Your task -> Can you rewrite all the items below, swapping "data-point" for "marker" and leaving everything else unchanged?

Dataset records ->
########################################

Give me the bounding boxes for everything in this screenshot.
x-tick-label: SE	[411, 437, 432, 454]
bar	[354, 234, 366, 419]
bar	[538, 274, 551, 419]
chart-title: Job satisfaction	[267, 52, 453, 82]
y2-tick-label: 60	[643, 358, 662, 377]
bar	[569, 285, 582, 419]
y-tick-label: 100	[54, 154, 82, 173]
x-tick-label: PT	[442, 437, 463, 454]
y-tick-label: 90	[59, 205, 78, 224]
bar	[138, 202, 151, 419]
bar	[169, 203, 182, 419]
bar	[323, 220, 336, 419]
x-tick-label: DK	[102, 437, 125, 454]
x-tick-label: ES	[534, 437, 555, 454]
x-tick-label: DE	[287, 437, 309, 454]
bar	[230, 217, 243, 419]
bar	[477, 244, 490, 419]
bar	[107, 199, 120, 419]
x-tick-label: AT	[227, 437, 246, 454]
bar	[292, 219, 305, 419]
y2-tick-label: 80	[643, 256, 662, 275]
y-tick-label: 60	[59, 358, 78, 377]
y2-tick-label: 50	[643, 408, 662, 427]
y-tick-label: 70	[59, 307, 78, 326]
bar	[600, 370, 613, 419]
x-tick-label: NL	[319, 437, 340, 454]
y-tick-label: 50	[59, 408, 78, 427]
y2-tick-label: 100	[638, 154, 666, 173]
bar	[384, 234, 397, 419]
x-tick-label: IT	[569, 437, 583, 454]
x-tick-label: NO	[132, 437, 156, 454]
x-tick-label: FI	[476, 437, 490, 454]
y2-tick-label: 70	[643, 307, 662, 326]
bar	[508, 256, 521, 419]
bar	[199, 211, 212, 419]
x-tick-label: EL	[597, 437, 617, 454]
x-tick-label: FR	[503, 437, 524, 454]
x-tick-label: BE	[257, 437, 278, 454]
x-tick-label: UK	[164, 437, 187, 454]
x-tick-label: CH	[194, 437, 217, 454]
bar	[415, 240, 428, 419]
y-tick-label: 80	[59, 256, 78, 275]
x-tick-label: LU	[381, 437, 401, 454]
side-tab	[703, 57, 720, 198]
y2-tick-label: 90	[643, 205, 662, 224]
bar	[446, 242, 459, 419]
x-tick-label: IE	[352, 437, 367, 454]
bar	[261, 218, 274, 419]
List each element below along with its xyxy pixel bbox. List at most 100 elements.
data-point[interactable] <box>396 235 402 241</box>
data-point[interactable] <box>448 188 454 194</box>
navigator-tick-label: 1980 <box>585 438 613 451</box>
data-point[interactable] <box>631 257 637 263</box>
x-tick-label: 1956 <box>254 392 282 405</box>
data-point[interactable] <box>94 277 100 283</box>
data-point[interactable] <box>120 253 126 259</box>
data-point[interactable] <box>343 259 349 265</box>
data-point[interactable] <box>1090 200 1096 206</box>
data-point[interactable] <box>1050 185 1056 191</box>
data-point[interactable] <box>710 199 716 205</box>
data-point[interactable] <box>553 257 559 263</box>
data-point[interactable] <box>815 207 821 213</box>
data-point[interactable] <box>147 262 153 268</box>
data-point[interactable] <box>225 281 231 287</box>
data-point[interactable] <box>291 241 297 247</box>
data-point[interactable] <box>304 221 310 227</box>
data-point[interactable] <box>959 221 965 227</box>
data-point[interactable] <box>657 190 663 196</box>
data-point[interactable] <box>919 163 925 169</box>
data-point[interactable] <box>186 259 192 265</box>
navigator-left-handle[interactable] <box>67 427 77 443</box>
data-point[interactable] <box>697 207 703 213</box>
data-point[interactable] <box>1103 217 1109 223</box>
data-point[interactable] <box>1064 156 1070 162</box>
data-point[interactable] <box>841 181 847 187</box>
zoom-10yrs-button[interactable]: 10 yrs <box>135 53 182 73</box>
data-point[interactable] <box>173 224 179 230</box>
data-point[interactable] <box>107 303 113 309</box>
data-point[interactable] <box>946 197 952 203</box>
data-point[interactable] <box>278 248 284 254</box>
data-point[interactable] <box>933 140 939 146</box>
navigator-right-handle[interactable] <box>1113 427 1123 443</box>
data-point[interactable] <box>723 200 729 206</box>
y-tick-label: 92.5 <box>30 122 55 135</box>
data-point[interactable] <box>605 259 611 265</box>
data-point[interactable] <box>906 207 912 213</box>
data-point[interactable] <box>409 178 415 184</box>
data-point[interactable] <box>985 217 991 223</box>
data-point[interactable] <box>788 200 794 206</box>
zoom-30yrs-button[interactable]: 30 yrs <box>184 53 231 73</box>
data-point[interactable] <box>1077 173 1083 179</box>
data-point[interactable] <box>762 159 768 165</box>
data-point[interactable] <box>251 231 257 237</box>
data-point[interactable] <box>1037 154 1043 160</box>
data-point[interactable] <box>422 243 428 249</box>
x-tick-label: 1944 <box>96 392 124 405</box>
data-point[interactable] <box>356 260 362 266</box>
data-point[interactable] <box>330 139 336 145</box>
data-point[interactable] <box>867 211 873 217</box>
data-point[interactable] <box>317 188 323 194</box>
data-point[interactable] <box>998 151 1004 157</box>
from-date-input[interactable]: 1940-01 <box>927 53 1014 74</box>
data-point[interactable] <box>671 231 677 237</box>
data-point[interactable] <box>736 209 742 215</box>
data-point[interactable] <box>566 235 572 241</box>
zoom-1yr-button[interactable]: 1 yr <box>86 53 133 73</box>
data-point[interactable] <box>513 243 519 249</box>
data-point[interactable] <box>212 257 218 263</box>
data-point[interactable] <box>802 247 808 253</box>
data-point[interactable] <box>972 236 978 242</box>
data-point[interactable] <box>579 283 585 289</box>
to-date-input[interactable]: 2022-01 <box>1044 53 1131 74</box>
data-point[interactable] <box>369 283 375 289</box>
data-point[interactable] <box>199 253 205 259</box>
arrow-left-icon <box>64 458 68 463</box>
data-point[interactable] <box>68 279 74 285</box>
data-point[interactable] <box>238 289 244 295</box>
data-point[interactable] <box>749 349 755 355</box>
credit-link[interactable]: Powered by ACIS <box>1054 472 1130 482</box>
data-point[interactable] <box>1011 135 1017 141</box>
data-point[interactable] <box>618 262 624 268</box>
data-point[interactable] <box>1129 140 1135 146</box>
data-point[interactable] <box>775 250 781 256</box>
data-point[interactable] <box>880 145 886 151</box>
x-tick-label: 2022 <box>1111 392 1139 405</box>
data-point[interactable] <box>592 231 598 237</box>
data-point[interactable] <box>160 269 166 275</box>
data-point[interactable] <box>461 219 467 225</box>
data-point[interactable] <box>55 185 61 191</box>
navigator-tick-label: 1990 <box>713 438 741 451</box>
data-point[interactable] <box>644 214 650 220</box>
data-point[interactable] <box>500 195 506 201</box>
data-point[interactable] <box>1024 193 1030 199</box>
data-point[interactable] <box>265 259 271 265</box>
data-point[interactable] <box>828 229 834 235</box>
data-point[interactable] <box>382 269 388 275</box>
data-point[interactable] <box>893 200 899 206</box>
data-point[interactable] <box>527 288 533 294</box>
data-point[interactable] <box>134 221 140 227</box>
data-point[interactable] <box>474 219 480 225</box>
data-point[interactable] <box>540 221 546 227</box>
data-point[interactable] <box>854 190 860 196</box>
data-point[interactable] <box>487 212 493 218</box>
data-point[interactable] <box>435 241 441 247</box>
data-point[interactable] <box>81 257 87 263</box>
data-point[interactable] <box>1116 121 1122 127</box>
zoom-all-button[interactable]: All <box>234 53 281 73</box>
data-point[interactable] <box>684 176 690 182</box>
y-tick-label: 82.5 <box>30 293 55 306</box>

########################################

Task response ->
Give me the bounding boxes for everything in this screenshot.
x-tick-label: SE	[411, 437, 432, 454]
bar	[354, 234, 366, 419]
bar	[538, 274, 551, 419]
chart-title: Job satisfaction	[267, 52, 453, 82]
y2-tick-label: 60	[643, 358, 662, 377]
bar	[569, 285, 582, 419]
y-tick-label: 100	[54, 154, 82, 173]
x-tick-label: PT	[442, 437, 463, 454]
y-tick-label: 90	[59, 205, 78, 224]
bar	[138, 202, 151, 419]
bar	[169, 203, 182, 419]
bar	[323, 220, 336, 419]
x-tick-label: DK	[102, 437, 125, 454]
x-tick-label: ES	[534, 437, 555, 454]
x-tick-label: DE	[287, 437, 309, 454]
bar	[230, 217, 243, 419]
bar	[477, 244, 490, 419]
bar	[107, 199, 120, 419]
x-tick-label: AT	[227, 437, 246, 454]
bar	[292, 219, 305, 419]
y2-tick-label: 80	[643, 256, 662, 275]
y-tick-label: 60	[59, 358, 78, 377]
y2-tick-label: 50	[643, 408, 662, 427]
y-tick-label: 70	[59, 307, 78, 326]
bar	[600, 370, 613, 419]
x-tick-label: NL	[319, 437, 340, 454]
y-tick-label: 50	[59, 408, 78, 427]
y2-tick-label: 100	[638, 154, 666, 173]
bar	[384, 234, 397, 419]
x-tick-label: IT	[569, 437, 583, 454]
x-tick-label: NO	[132, 437, 156, 454]
x-tick-label: FI	[476, 437, 490, 454]
y2-tick-label: 70	[643, 307, 662, 326]
bar	[508, 256, 521, 419]
bar	[199, 211, 212, 419]
x-tick-label: EL	[597, 437, 617, 454]
x-tick-label: FR	[503, 437, 524, 454]
x-tick-label: BE	[257, 437, 278, 454]
x-tick-label: UK	[164, 437, 187, 454]
x-tick-label: CH	[194, 437, 217, 454]
bar	[415, 240, 428, 419]
y-tick-label: 80	[59, 256, 78, 275]
x-tick-label: LU	[381, 437, 401, 454]
side-tab	[703, 57, 720, 198]
y2-tick-label: 90	[643, 205, 662, 224]
bar	[446, 242, 459, 419]
x-tick-label: IE	[352, 437, 367, 454]
bar	[261, 218, 274, 419]
List each element below along with its xyxy pixel bbox. List at most 100 elements.
marker[interactable] <box>396 235 402 241</box>
marker[interactable] <box>448 188 454 194</box>
navigator-tick-label: 1980 <box>585 438 613 451</box>
marker[interactable] <box>631 257 637 263</box>
x-tick-label: 1956 <box>254 392 282 405</box>
marker[interactable] <box>94 277 100 283</box>
marker[interactable] <box>120 253 126 259</box>
marker[interactable] <box>343 259 349 265</box>
marker[interactable] <box>1090 200 1096 206</box>
marker[interactable] <box>1050 185 1056 191</box>
marker[interactable] <box>710 199 716 205</box>
marker[interactable] <box>553 257 559 263</box>
marker[interactable] <box>815 207 821 213</box>
marker[interactable] <box>147 262 153 268</box>
marker[interactable] <box>225 281 231 287</box>
marker[interactable] <box>291 241 297 247</box>
marker[interactable] <box>304 221 310 227</box>
marker[interactable] <box>959 221 965 227</box>
marker[interactable] <box>657 190 663 196</box>
marker[interactable] <box>919 163 925 169</box>
marker[interactable] <box>186 259 192 265</box>
navigator-left-handle[interactable] <box>67 427 77 443</box>
marker[interactable] <box>697 207 703 213</box>
marker[interactable] <box>1103 217 1109 223</box>
marker[interactable] <box>1064 156 1070 162</box>
marker[interactable] <box>841 181 847 187</box>
zoom-10yrs-button[interactable]: 10 yrs <box>135 53 182 73</box>
marker[interactable] <box>173 224 179 230</box>
marker[interactable] <box>107 303 113 309</box>
marker[interactable] <box>946 197 952 203</box>
marker[interactable] <box>278 248 284 254</box>
marker[interactable] <box>933 140 939 146</box>
navigator-right-handle[interactable] <box>1113 427 1123 443</box>
marker[interactable] <box>723 200 729 206</box>
y-tick-label: 92.5 <box>30 122 55 135</box>
marker[interactable] <box>605 259 611 265</box>
marker[interactable] <box>906 207 912 213</box>
marker[interactable] <box>409 178 415 184</box>
marker[interactable] <box>985 217 991 223</box>
marker[interactable] <box>788 200 794 206</box>
zoom-30yrs-button[interactable]: 30 yrs <box>184 53 231 73</box>
marker[interactable] <box>1077 173 1083 179</box>
marker[interactable] <box>762 159 768 165</box>
marker[interactable] <box>251 231 257 237</box>
marker[interactable] <box>1037 154 1043 160</box>
marker[interactable] <box>422 243 428 249</box>
x-tick-label: 1944 <box>96 392 124 405</box>
marker[interactable] <box>356 260 362 266</box>
marker[interactable] <box>330 139 336 145</box>
marker[interactable] <box>867 211 873 217</box>
marker[interactable] <box>317 188 323 194</box>
marker[interactable] <box>998 151 1004 157</box>
from-date-input[interactable]: 1940-01 <box>927 53 1014 74</box>
marker[interactable] <box>671 231 677 237</box>
marker[interactable] <box>736 209 742 215</box>
marker[interactable] <box>566 235 572 241</box>
zoom-1yr-button[interactable]: 1 yr <box>86 53 133 73</box>
marker[interactable] <box>513 243 519 249</box>
marker[interactable] <box>212 257 218 263</box>
marker[interactable] <box>802 247 808 253</box>
marker[interactable] <box>972 236 978 242</box>
marker[interactable] <box>579 283 585 289</box>
to-date-input[interactable]: 2022-01 <box>1044 53 1131 74</box>
marker[interactable] <box>369 283 375 289</box>
marker[interactable] <box>199 253 205 259</box>
arrow-left-icon <box>64 458 68 463</box>
marker[interactable] <box>68 279 74 285</box>
marker[interactable] <box>238 289 244 295</box>
marker[interactable] <box>749 349 755 355</box>
credit-link[interactable]: Powered by ACIS <box>1054 472 1130 482</box>
marker[interactable] <box>1011 135 1017 141</box>
marker[interactable] <box>618 262 624 268</box>
marker[interactable] <box>1129 140 1135 146</box>
marker[interactable] <box>775 250 781 256</box>
marker[interactable] <box>880 145 886 151</box>
x-tick-label: 2022 <box>1111 392 1139 405</box>
marker[interactable] <box>592 231 598 237</box>
marker[interactable] <box>160 269 166 275</box>
marker[interactable] <box>461 219 467 225</box>
marker[interactable] <box>55 185 61 191</box>
navigator-tick-label: 1990 <box>713 438 741 451</box>
marker[interactable] <box>644 214 650 220</box>
marker[interactable] <box>500 195 506 201</box>
marker[interactable] <box>1024 193 1030 199</box>
marker[interactable] <box>265 259 271 265</box>
marker[interactable] <box>828 229 834 235</box>
marker[interactable] <box>382 269 388 275</box>
marker[interactable] <box>893 200 899 206</box>
marker[interactable] <box>527 288 533 294</box>
marker[interactable] <box>134 221 140 227</box>
marker[interactable] <box>474 219 480 225</box>
marker[interactable] <box>540 221 546 227</box>
marker[interactable] <box>854 190 860 196</box>
marker[interactable] <box>487 212 493 218</box>
marker[interactable] <box>435 241 441 247</box>
marker[interactable] <box>81 257 87 263</box>
marker[interactable] <box>1116 121 1122 127</box>
zoom-all-button[interactable]: All <box>234 53 281 73</box>
marker[interactable] <box>684 176 690 182</box>
y-tick-label: 82.5 <box>30 293 55 306</box>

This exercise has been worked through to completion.